# WRITTEN INSTRUCTION:
Copy out each line below exactly as it appears.

━━━━

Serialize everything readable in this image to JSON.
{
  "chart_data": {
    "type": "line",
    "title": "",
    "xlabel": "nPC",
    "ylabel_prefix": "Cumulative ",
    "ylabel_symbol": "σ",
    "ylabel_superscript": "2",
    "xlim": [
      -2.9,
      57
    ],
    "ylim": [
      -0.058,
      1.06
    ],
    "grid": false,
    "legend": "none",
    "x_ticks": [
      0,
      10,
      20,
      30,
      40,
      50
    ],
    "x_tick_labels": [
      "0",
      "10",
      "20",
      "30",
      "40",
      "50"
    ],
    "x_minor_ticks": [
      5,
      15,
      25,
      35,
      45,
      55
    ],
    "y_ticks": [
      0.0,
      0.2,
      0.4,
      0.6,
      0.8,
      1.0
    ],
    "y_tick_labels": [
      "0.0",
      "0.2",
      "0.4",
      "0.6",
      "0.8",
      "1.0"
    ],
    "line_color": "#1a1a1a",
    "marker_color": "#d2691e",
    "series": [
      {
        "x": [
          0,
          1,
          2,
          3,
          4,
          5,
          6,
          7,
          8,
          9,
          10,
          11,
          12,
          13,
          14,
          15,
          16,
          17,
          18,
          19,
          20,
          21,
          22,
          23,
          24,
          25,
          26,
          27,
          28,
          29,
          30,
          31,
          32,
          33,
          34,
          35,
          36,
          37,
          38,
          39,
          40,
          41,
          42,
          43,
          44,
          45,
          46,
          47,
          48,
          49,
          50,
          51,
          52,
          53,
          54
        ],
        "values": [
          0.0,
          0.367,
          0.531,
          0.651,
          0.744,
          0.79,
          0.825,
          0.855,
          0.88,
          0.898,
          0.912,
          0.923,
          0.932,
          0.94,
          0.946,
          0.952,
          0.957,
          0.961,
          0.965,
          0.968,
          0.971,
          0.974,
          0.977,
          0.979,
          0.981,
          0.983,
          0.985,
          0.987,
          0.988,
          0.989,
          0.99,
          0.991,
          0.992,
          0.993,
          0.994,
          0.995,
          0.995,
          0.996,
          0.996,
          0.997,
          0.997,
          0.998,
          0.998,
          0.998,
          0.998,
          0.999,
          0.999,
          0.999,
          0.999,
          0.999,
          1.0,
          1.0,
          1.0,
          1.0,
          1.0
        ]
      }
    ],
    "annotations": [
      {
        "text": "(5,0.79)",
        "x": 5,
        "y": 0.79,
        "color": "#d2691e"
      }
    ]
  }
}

━━━━

# RESULT OF THE EXERCISE:
Serialize everything readable in this image to JSON.
{
  "chart_data": {
    "type": "line",
    "title": "",
    "xlabel": "nPC",
    "ylabel_prefix": "Cumulative ",
    "ylabel_symbol": "σ",
    "ylabel_superscript": "2",
    "xlim": [
      -2.9,
      57
    ],
    "ylim": [
      -0.058,
      1.06
    ],
    "grid": false,
    "legend": "none",
    "x_ticks": [
      0,
      10,
      20,
      30,
      40,
      50
    ],
    "x_tick_labels": [
      "0",
      "10",
      "20",
      "30",
      "40",
      "50"
    ],
    "x_minor_ticks": [
      5,
      15,
      25,
      35,
      45,
      55
    ],
    "y_ticks": [
      0.0,
      0.2,
      0.4,
      0.6,
      0.8,
      1.0
    ],
    "y_tick_labels": [
      "0.0",
      "0.2",
      "0.4",
      "0.6",
      "0.8",
      "1.0"
    ],
    "line_color": "#1a1a1a",
    "marker_color": "#d2691e",
    "series": [
      {
        "x": [
          0,
          1,
          2,
          3,
          4,
          5,
          6,
          7,
          8,
          9,
          10,
          11,
          12,
          13,
          14,
          15,
          16,
          17,
          18,
          19,
          20,
          21,
          22,
          23,
          24,
          25,
          26,
          27,
          28,
          29,
          30,
          31,
          32,
          33,
          34,
          35,
          36,
          37,
          38,
          39,
          40,
          41,
          42,
          43,
          44,
          45,
          46,
          47,
          48,
          49,
          50,
          51,
          52,
          53,
          54
        ],
        "values": [
          0.0,
          0.367,
          0.531,
          0.651,
          0.744,
          0.79,
          0.825,
          0.855,
          0.88,
          0.898,
          0.912,
          0.923,
          0.932,
          0.94,
          0.946,
          0.952,
          0.957,
          0.961,
          0.965,
          0.968,
          0.971,
          0.974,
          0.977,
          0.979,
          0.981,
          0.983,
          0.985,
          0.987,
          0.988,
          0.989,
          0.99,
          0.991,
          0.992,
          0.993,
          0.994,
          0.995,
          0.995,
          0.996,
          0.996,
          0.997,
          0.997,
          0.998,
          0.998,
          0.998,
          0.998,
          0.999,
          0.999,
          0.999,
          0.999,
          0.999,
          1.0,
          1.0,
          1.0,
          1.0,
          1.0
        ]
      }
    ],
    "annotations": [
      {
        "text": "(5,0.79)",
        "x": 5,
        "y": 0.79,
        "color": "#d2691e"
      }
    ]
  }
}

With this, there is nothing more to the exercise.